┌─ Entries provided
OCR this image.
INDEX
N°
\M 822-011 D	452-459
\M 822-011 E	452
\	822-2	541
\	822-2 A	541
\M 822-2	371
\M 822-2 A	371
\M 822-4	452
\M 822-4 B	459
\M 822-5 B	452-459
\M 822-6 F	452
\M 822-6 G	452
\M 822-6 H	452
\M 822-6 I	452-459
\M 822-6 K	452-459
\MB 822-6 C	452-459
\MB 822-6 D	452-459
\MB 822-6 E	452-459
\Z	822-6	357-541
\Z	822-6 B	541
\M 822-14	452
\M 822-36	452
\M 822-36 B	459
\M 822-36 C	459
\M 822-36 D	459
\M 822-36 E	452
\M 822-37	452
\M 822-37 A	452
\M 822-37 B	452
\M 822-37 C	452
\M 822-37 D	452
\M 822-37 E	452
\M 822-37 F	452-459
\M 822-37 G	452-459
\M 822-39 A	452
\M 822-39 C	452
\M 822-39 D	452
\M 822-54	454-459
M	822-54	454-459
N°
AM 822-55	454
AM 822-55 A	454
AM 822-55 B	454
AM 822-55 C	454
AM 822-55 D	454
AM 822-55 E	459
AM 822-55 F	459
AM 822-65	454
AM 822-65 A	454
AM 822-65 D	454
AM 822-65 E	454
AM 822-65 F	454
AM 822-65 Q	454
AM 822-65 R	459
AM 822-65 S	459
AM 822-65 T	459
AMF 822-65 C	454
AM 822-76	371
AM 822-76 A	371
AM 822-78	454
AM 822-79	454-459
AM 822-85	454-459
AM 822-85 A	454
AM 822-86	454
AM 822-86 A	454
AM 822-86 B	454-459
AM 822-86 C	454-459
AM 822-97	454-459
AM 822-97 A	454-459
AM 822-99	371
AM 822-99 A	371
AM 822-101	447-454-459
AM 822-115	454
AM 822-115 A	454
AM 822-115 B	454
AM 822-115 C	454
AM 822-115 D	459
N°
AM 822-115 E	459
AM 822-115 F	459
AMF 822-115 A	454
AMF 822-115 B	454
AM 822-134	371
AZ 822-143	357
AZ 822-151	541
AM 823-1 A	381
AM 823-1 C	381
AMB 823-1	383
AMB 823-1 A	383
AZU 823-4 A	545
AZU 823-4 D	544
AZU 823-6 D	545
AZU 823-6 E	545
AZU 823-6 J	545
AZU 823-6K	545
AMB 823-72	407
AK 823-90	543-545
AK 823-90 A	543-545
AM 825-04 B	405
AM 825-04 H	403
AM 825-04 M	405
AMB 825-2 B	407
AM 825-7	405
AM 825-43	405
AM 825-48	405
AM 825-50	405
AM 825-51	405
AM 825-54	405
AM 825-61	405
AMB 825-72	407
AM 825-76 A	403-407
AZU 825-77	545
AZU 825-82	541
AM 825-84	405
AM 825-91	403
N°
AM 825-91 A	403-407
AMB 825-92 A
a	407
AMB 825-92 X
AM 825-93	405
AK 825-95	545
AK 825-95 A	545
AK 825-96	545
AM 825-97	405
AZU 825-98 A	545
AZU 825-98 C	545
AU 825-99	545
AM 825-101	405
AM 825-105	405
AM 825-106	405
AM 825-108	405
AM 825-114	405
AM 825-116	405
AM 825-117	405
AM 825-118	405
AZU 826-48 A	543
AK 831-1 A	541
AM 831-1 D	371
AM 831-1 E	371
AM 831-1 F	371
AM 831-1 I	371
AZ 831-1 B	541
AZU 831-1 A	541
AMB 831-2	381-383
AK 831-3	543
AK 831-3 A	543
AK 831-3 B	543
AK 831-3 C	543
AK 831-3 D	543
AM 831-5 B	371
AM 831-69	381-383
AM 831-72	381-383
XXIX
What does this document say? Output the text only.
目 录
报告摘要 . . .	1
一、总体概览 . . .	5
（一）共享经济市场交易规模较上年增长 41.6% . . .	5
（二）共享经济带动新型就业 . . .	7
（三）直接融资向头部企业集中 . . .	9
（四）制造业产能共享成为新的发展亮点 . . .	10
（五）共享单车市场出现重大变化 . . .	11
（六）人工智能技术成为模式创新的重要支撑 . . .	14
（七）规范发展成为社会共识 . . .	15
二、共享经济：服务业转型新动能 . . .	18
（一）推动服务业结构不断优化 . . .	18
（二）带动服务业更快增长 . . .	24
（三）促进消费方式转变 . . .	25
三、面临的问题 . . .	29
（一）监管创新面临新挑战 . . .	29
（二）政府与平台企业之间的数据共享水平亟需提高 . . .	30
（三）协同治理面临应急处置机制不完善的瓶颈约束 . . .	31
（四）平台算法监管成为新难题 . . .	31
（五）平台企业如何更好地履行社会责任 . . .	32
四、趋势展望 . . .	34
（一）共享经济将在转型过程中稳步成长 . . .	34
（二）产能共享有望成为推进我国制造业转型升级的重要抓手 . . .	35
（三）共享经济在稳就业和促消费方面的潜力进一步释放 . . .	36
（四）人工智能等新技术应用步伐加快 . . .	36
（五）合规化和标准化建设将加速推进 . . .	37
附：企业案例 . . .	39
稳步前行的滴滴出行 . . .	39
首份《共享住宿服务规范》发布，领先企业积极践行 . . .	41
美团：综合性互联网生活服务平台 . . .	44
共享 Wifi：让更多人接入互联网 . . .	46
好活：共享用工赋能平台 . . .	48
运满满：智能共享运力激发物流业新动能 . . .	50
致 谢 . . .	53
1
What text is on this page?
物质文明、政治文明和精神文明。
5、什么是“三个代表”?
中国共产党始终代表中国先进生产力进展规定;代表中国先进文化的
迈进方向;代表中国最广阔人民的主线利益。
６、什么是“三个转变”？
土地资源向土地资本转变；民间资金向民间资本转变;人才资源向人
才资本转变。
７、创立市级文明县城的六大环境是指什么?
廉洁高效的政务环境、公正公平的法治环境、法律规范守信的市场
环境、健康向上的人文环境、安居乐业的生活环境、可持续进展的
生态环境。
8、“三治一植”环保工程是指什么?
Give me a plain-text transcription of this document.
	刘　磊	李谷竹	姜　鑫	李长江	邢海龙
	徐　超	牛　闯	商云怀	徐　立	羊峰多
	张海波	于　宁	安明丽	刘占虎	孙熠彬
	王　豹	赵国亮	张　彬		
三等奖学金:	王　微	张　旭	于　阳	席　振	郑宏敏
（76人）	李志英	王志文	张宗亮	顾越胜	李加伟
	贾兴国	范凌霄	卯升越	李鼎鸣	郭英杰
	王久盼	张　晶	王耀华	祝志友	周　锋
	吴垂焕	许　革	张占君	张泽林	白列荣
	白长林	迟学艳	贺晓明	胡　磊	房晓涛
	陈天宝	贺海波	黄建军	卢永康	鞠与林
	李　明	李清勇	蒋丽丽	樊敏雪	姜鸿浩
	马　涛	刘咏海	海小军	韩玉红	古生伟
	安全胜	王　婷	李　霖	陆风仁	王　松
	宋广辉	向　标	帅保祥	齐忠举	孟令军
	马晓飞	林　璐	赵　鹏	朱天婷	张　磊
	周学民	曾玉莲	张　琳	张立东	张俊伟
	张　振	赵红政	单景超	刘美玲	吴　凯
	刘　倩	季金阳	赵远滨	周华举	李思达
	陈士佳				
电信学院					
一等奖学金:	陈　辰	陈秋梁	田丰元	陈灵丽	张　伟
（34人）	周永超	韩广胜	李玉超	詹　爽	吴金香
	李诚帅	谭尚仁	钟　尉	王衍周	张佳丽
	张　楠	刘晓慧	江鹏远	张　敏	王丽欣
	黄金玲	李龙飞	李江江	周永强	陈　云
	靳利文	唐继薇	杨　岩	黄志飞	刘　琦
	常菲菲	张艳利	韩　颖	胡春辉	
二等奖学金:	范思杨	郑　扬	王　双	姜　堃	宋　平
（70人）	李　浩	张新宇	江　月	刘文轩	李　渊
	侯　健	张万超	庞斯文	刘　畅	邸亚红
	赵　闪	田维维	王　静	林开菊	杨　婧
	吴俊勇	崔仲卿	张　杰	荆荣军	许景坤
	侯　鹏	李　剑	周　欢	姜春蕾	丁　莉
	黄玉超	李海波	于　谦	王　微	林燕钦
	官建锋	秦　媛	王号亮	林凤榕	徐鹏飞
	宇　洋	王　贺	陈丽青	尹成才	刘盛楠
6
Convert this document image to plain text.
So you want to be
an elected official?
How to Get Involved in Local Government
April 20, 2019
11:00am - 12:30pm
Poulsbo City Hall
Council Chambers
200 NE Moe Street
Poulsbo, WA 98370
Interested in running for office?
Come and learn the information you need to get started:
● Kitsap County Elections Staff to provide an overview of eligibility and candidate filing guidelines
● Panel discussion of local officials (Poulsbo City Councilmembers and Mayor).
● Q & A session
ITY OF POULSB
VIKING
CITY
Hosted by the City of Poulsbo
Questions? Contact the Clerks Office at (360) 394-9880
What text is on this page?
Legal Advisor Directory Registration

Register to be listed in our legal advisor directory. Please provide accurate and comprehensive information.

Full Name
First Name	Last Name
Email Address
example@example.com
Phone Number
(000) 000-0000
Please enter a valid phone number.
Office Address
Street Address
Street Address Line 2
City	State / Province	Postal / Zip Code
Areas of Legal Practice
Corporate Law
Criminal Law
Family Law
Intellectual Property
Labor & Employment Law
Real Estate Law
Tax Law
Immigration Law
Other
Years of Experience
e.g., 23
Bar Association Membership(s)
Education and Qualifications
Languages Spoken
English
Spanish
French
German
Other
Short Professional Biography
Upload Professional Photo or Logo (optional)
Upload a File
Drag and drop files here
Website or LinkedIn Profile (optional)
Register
└─
Written problem:
For this exercise, gather every line of the data that contains the word "optional".

The output:
Upload Professional Photo or Logo (optional)
Website or LinkedIn Profile (optional)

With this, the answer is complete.